> **PASSAGE PROVIDED**:

-- Opening Marker --

`My Father’s Shadow: The Sam Sheppard Story,” a new CBS movie looking at the high-profile 1950s crime that served as inspiration for television’s “The Fugitive,” seems on its surface to be the latest sensational TV movie to mine all it can from lurid subject matter.
But under that surface is a moving, sad study of a father’s unintentionally destructive influence on an adoring son.
“That’s what attracted me to the picture,” says veteran television actor Peter Strauss. “When I first got the script, I sort of went `ugh.’ The last thing I want to do is a picture that is another true crime story come to life.”
But Strauss, the father of sons ages 14 and 12, could relate to the fact that, even though the movie deals with a man’s struggles to clear his father’s name, it is at its core a heartfelt study of the conflicting relationship between the character Strauss plays, flamboyant Cleveland doctor Sam Sheppard, and his son, Sam Reese Sheppard.
“It is ultimately a very interesting sort of (Eugene) O’Neillian American tragedy,” says Strauss, 51, known for such enriching TV fare as “Rich Man, Poor Man” and “The Jericho Mile.”
Airing at 8 p.m. Tuesday on WBBM-Ch. 2, “My Father’s Shadow” is about the brutal 1954 murder of Marilyn Sheppard (played in the movie by Lindsay Frost), and the imprisonment of her husband for the crime. In what Strauss says is analogous to the O.J. Simpson case because of its sensationalism, Sheppard, who professed his innocence throughout, was fairly railroaded into jail by a biased judge, uncaring jury, frenzied media and apathetic Cleveland population.
Twenty-five years after his death, Dr. Sheppard’s grown son (“Mission Impossible’s” Henry Czerny, who doesn’t match the star power of Strauss until near the end of the piece) seeks to exonerate his father through long-buried evidence and DNA-testing technology that was just starting to make its mark on the criminal justice system.
That’s the spine of the movie. But “My Father’s Shadow” isn’t just a detective story.
Told in extensive flashbacks, we see how the crime quietly tormented the life of Sam Reese Sheppard:
– From the time he is traumatized at age 7 (Bradley Reid) in 1954 when he loses his mother to a brutal death, and his father after he was sent to prison for the deed;
– To when he grows into a young adult (Jonathan Kroeker) dealing with a bitter, self-absorbed and verbally abusive father whom he still fiercely loves;
– To the adult Sam Reese (Czerny), a lonely and morose person whose life is sadly shaped by the death of one parent, the fall from grace of another and his own, subconscious doubts about his dad’s innocence.
Those doubts manifest themselves as the ghost of Sam Sheppard, a constant companion to his son–whether his son wants him or not.
“You make me sick,” Sam Reese rails to his father’s prison-garbed spirit. “You haunt my life like you’re some kind of conscience. You push me to see the truth. Well, I see it . . . you were never a father to me and you were never a husband to my mother.”

-- Closing Marker --

> **DATA SECTION**:
-- Opening Marker --

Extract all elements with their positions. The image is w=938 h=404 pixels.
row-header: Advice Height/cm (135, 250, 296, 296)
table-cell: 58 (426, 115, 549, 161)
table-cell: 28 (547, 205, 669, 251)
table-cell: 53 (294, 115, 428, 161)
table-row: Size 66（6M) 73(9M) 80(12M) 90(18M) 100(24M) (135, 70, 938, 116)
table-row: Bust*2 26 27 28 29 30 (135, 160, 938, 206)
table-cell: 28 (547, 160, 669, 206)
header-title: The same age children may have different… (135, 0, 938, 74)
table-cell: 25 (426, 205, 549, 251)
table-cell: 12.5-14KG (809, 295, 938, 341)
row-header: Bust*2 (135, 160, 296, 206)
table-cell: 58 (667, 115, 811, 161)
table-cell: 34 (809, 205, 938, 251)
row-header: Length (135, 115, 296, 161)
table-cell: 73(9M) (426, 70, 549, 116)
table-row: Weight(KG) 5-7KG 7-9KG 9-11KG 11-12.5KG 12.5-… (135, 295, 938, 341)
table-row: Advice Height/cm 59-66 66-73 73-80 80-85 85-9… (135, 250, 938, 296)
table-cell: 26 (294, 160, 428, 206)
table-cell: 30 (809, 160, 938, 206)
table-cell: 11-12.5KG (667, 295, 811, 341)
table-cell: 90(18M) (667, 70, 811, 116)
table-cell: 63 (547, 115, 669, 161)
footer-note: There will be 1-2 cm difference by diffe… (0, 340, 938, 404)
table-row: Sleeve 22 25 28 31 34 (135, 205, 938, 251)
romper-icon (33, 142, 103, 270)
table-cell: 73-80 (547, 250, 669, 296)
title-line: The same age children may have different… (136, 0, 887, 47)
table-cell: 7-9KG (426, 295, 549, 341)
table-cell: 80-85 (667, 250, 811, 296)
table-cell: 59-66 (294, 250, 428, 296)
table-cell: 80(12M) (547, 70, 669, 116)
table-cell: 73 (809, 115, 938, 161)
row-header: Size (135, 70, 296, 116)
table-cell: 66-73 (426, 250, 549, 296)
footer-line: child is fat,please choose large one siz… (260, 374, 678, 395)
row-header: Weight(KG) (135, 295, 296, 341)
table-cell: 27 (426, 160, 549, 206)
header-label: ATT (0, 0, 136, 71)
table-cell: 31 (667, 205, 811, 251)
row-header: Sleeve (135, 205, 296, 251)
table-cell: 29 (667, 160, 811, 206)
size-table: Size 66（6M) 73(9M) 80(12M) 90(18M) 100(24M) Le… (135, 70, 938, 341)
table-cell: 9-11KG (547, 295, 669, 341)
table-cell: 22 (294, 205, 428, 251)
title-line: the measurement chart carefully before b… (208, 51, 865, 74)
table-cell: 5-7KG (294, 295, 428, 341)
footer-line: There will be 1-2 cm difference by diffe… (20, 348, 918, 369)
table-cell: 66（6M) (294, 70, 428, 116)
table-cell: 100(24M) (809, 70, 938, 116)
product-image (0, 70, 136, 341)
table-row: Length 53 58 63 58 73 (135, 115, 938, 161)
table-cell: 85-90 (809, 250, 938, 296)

-- Closing Marker --

> **ASSIGNED TASK**:
Continue the article about the CBS movie on the Sam Sheppard case, picking up right after its final sentence.

> **ANSWER BOX**:
“When you imagine,” explains Strauss, “dealing with the slaughter of his mother, the incarnation of his father and the accusation that he did it . . . and this bizarre relationship where he can only visit his father once a month, I began to think, my God, what does that feel like, how do you examine that?”
After begging unsuccessfully to return to his old hospital, Dr. Sheppard resorts to treating knife wounds and venereal diseases in a motel room for $5 a pop, and serving as a bad-guy wrestler.
One day, after catching his father making out with a girl his son was seeing, Sam Reese heart-wrenchingly hugs his father goodbye at a bus terminal and never sees him again. His father–who throughout Sam Reese’s life always told him what “beautiful” hands Sam Reese had (“These hands have greatness in them”)–eventually drinks himself to death.
Strauss was initially offered the role of Sam Reese, but saw playing the elder Sheppard as the true challenge: “If you take a guy who’s charming and arrogant and has the attitude of everything being his, and you take it all away in the manner of which it was taken away . . . the sense of anger and rage that is built in someone must be huge.”
Despite DNA testing that in March tabbed Richard Eberling, a handyman who worked on the Sheppard home, as a more likely suspect (ironically, Eberling died during the making of this movie), the state of Ohio refused to formally clear Sheppard’s name, and the real Sam Reese continues his battle.
“This son obviously had to feel an enormous amount of love from this father to make this his life’s journey,” Strauss points out. “Or, he’s simply haunted.”
The haunting effects of past injustices, struggles for unattainable redemptions and uncompromising love permeate “My Father’s Shadow,” a subtle yet powerful lesson on how one’s sway over another can have life-long repercussions.